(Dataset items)
-----

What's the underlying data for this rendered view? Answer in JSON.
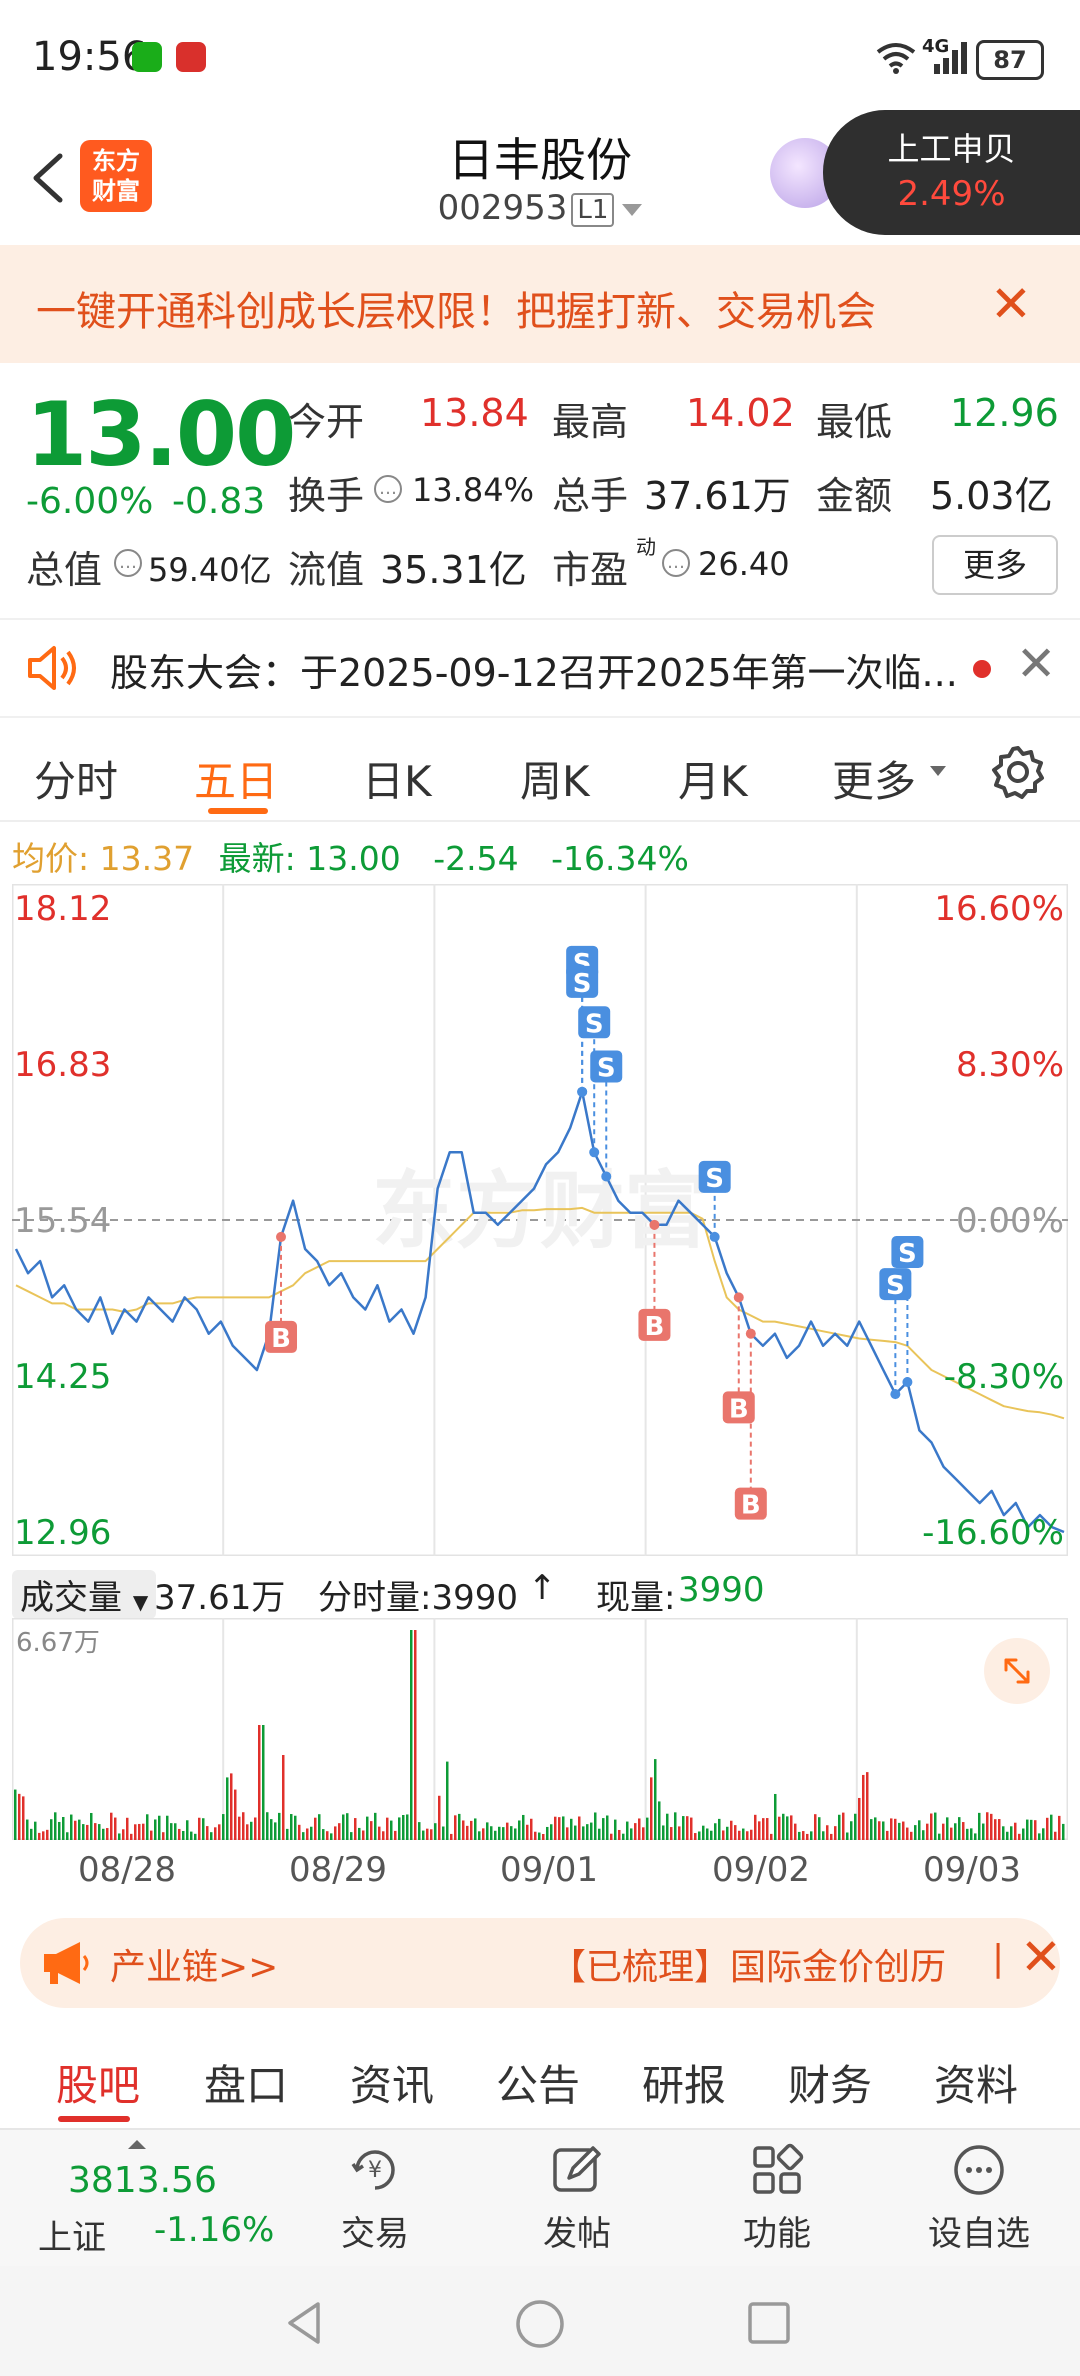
{
  "status": {
    "time": "19:56",
    "network": "4G",
    "battery": "87"
  },
  "header": {
    "logo_text_line1": "东方",
    "logo_text_line2": "财富",
    "name": "日丰股份",
    "code": "002953",
    "level": "L1"
  },
  "popup": {
    "name": "上工申贝",
    "pct": "2.49%"
  },
  "promo": {
    "text": "一键开通科创成长层权限！把握打新、交易机会"
  },
  "quote": {
    "price": "13.00",
    "chg_pct": "-6.00%",
    "chg": "-0.83",
    "open_label": "今开",
    "open": "13.84",
    "high_label": "最高",
    "high": "14.02",
    "low_label": "最低",
    "low": "12.96",
    "turnover_label": "换手",
    "turnover": "13.84%",
    "volume_label": "总手",
    "volume": "37.61万",
    "amount_label": "金额",
    "amount": "5.03亿",
    "mktcap_label": "总值",
    "mktcap": "59.40亿",
    "float_label": "流值",
    "float": "35.31亿",
    "pe_label": "市盈",
    "pe_sup": "动",
    "pe": "26.40",
    "more_label": "更多"
  },
  "notice": {
    "text": "股东大会：于2025-09-12召开2025年第一次临..."
  },
  "ktabs": [
    "分时",
    "五日",
    "日K",
    "周K",
    "月K",
    "更多"
  ],
  "infoline": {
    "avg_label": "均价:",
    "avg": "13.37",
    "last_label": "最新:",
    "last": "13.00",
    "chg": "-2.54",
    "chg_pct": "-16.34%"
  },
  "chart_data": {
    "type": "line",
    "y_left_ticks": [
      "18.12",
      "16.83",
      "15.54",
      "14.25",
      "12.96"
    ],
    "y_right_ticks": [
      "16.60%",
      "8.30%",
      "0.00%",
      "-8.30%",
      "-16.60%"
    ],
    "ylim": [
      12.96,
      18.12
    ],
    "baseline": 15.54,
    "days": [
      "08/28",
      "08/29",
      "09/01",
      "09/02",
      "09/03"
    ],
    "series": [
      {
        "values": [
          15.3,
          15.1,
          15.2,
          14.9,
          15.0,
          14.8,
          14.7,
          14.9,
          14.6,
          14.8,
          14.7,
          14.9,
          14.8,
          14.7,
          14.9,
          14.8,
          14.6,
          14.7,
          14.5,
          14.4,
          14.3,
          14.6,
          15.4,
          15.7,
          15.3,
          15.2,
          15.0,
          15.1,
          14.9,
          14.8,
          15.0,
          14.7,
          14.8,
          14.6,
          14.9,
          15.8,
          16.1,
          16.1,
          15.6,
          15.6,
          15.5,
          15.6,
          15.7,
          15.8,
          16.0,
          16.1,
          16.3,
          16.6,
          16.1,
          15.9,
          15.7,
          15.6,
          15.6,
          15.5,
          15.5,
          15.7,
          15.6,
          15.5,
          15.4,
          15.1,
          14.9,
          14.6,
          14.5,
          14.6,
          14.4,
          14.5,
          14.7,
          14.5,
          14.6,
          14.5,
          14.7,
          14.5,
          14.3,
          14.1,
          14.2,
          13.8,
          13.7,
          13.5,
          13.4,
          13.3,
          13.2,
          13.3,
          13.1,
          13.2,
          13.0,
          13.1,
          13.0,
          12.96
        ]
      },
      {
        "values": [
          15.0,
          14.95,
          14.9,
          14.85,
          14.85,
          14.8,
          14.8,
          14.8,
          14.8,
          14.78,
          14.8,
          14.85,
          14.85,
          14.85,
          14.88,
          14.9,
          14.9,
          14.9,
          14.9,
          14.9,
          14.9,
          14.9,
          14.95,
          15.0,
          15.1,
          15.15,
          15.2,
          15.2,
          15.2,
          15.2,
          15.2,
          15.2,
          15.2,
          15.2,
          15.2,
          15.3,
          15.4,
          15.5,
          15.6,
          15.6,
          15.6,
          15.6,
          15.62,
          15.62,
          15.63,
          15.63,
          15.63,
          15.64,
          15.6,
          15.6,
          15.6,
          15.6,
          15.6,
          15.6,
          15.6,
          15.6,
          15.6,
          15.55,
          15.2,
          14.9,
          14.8,
          14.75,
          14.7,
          14.7,
          14.68,
          14.66,
          14.64,
          14.62,
          14.6,
          14.58,
          14.56,
          14.55,
          14.54,
          14.53,
          14.5,
          14.4,
          14.3,
          14.25,
          14.2,
          14.15,
          14.1,
          14.05,
          14.0,
          13.98,
          13.96,
          13.95,
          13.93,
          13.9
        ]
      }
    ],
    "markers": [
      {
        "label": "B",
        "type": "buy"
      },
      {
        "label": "S",
        "type": "sell"
      },
      {
        "label": "S",
        "type": "sell"
      },
      {
        "label": "S",
        "type": "sell"
      },
      {
        "label": "S",
        "type": "sell"
      },
      {
        "label": "B",
        "type": "buy"
      },
      {
        "label": "S",
        "type": "sell"
      },
      {
        "label": "B",
        "type": "buy"
      },
      {
        "label": "B",
        "type": "buy"
      },
      {
        "label": "S",
        "type": "sell"
      },
      {
        "label": "S",
        "type": "sell"
      }
    ]
  },
  "volume": {
    "label": "成交量",
    "total": "37.61万",
    "tick_label": "分时量:3990",
    "now_label": "现量:",
    "now": "3990",
    "max": "6.67万"
  },
  "adbar": {
    "link": "产业链>>",
    "msg": "【已梳理】国际金价创历",
    "sep": "|"
  },
  "btabs": [
    "股吧",
    "盘口",
    "资讯",
    "公告",
    "研报",
    "财务",
    "资料"
  ],
  "toolbar": {
    "index_value": "3813.56",
    "index_name": "上证",
    "index_chg": "-1.16%",
    "items": [
      "交易",
      "发帖",
      "功能",
      "设自选"
    ]
  },
  "colors": {
    "accent": "#ff6a13",
    "up": "#e0302b",
    "down": "#0d9b36",
    "line": "#3a78c9",
    "avg": "#e9c45a"
  }
}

-----

Copy the listing exactly. Any image in it stays out of the copy.

What's the underlying data for this rendered view? Answer in JSON.
{
  "status": {
    "time": "19:56",
    "network": "4G",
    "battery": "87"
  },
  "header": {
    "logo_text_line1": "东方",
    "logo_text_line2": "财富",
    "name": "日丰股份",
    "code": "002953",
    "level": "L1"
  },
  "popup": {
    "name": "上工申贝",
    "pct": "2.49%"
  },
  "promo": {
    "text": "一键开通科创成长层权限！把握打新、交易机会"
  },
  "quote": {
    "price": "13.00",
    "chg_pct": "-6.00%",
    "chg": "-0.83",
    "open_label": "今开",
    "open": "13.84",
    "high_label": "最高",
    "high": "14.02",
    "low_label": "最低",
    "low": "12.96",
    "turnover_label": "换手",
    "turnover": "13.84%",
    "volume_label": "总手",
    "volume": "37.61万",
    "amount_label": "金额",
    "amount": "5.03亿",
    "mktcap_label": "总值",
    "mktcap": "59.40亿",
    "float_label": "流值",
    "float": "35.31亿",
    "pe_label": "市盈",
    "pe_sup": "动",
    "pe": "26.40",
    "more_label": "更多"
  },
  "notice": {
    "text": "股东大会：于2025-09-12召开2025年第一次临..."
  },
  "ktabs": [
    "分时",
    "五日",
    "日K",
    "周K",
    "月K",
    "更多"
  ],
  "infoline": {
    "avg_label": "均价:",
    "avg": "13.37",
    "last_label": "最新:",
    "last": "13.00",
    "chg": "-2.54",
    "chg_pct": "-16.34%"
  },
  "chart_data": {
    "type": "line",
    "y_left_ticks": [
      "18.12",
      "16.83",
      "15.54",
      "14.25",
      "12.96"
    ],
    "y_right_ticks": [
      "16.60%",
      "8.30%",
      "0.00%",
      "-8.30%",
      "-16.60%"
    ],
    "ylim": [
      12.96,
      18.12
    ],
    "baseline": 15.54,
    "days": [
      "08/28",
      "08/29",
      "09/01",
      "09/02",
      "09/03"
    ],
    "series": [
      {
        "values": [
          15.3,
          15.1,
          15.2,
          14.9,
          15.0,
          14.8,
          14.7,
          14.9,
          14.6,
          14.8,
          14.7,
          14.9,
          14.8,
          14.7,
          14.9,
          14.8,
          14.6,
          14.7,
          14.5,
          14.4,
          14.3,
          14.6,
          15.4,
          15.7,
          15.3,
          15.2,
          15.0,
          15.1,
          14.9,
          14.8,
          15.0,
          14.7,
          14.8,
          14.6,
          14.9,
          15.8,
          16.1,
          16.1,
          15.6,
          15.6,
          15.5,
          15.6,
          15.7,
          15.8,
          16.0,
          16.1,
          16.3,
          16.6,
          16.1,
          15.9,
          15.7,
          15.6,
          15.6,
          15.5,
          15.5,
          15.7,
          15.6,
          15.5,
          15.4,
          15.1,
          14.9,
          14.6,
          14.5,
          14.6,
          14.4,
          14.5,
          14.7,
          14.5,
          14.6,
          14.5,
          14.7,
          14.5,
          14.3,
          14.1,
          14.2,
          13.8,
          13.7,
          13.5,
          13.4,
          13.3,
          13.2,
          13.3,
          13.1,
          13.2,
          13.0,
          13.1,
          13.0,
          12.96
        ]
      },
      {
        "values": [
          15.0,
          14.95,
          14.9,
          14.85,
          14.85,
          14.8,
          14.8,
          14.8,
          14.8,
          14.78,
          14.8,
          14.85,
          14.85,
          14.85,
          14.88,
          14.9,
          14.9,
          14.9,
          14.9,
          14.9,
          14.9,
          14.9,
          14.95,
          15.0,
          15.1,
          15.15,
          15.2,
          15.2,
          15.2,
          15.2,
          15.2,
          15.2,
          15.2,
          15.2,
          15.2,
          15.3,
          15.4,
          15.5,
          15.6,
          15.6,
          15.6,
          15.6,
          15.62,
          15.62,
          15.63,
          15.63,
          15.63,
          15.64,
          15.6,
          15.6,
          15.6,
          15.6,
          15.6,
          15.6,
          15.6,
          15.6,
          15.6,
          15.55,
          15.2,
          14.9,
          14.8,
          14.75,
          14.7,
          14.7,
          14.68,
          14.66,
          14.64,
          14.62,
          14.6,
          14.58,
          14.56,
          14.55,
          14.54,
          14.53,
          14.5,
          14.4,
          14.3,
          14.25,
          14.2,
          14.15,
          14.1,
          14.05,
          14.0,
          13.98,
          13.96,
          13.95,
          13.93,
          13.9
        ]
      }
    ],
    "markers": [
      {
        "label": "B",
        "type": "buy"
      },
      {
        "label": "S",
        "type": "sell"
      },
      {
        "label": "S",
        "type": "sell"
      },
      {
        "label": "S",
        "type": "sell"
      },
      {
        "label": "S",
        "type": "sell"
      },
      {
        "label": "B",
        "type": "buy"
      },
      {
        "label": "S",
        "type": "sell"
      },
      {
        "label": "B",
        "type": "buy"
      },
      {
        "label": "B",
        "type": "buy"
      },
      {
        "label": "S",
        "type": "sell"
      },
      {
        "label": "S",
        "type": "sell"
      }
    ]
  },
  "volume": {
    "label": "成交量",
    "total": "37.61万",
    "tick_label": "分时量:3990",
    "now_label": "现量:",
    "now": "3990",
    "max": "6.67万"
  },
  "adbar": {
    "link": "产业链>>",
    "msg": "【已梳理】国际金价创历",
    "sep": "|"
  },
  "btabs": [
    "股吧",
    "盘口",
    "资讯",
    "公告",
    "研报",
    "财务",
    "资料"
  ],
  "toolbar": {
    "index_value": "3813.56",
    "index_name": "上证",
    "index_chg": "-1.16%",
    "items": [
      "交易",
      "发帖",
      "功能",
      "设自选"
    ]
  },
  "colors": {
    "accent": "#ff6a13",
    "up": "#e0302b",
    "down": "#0d9b36",
    "line": "#3a78c9",
    "avg": "#e9c45a"
  }
}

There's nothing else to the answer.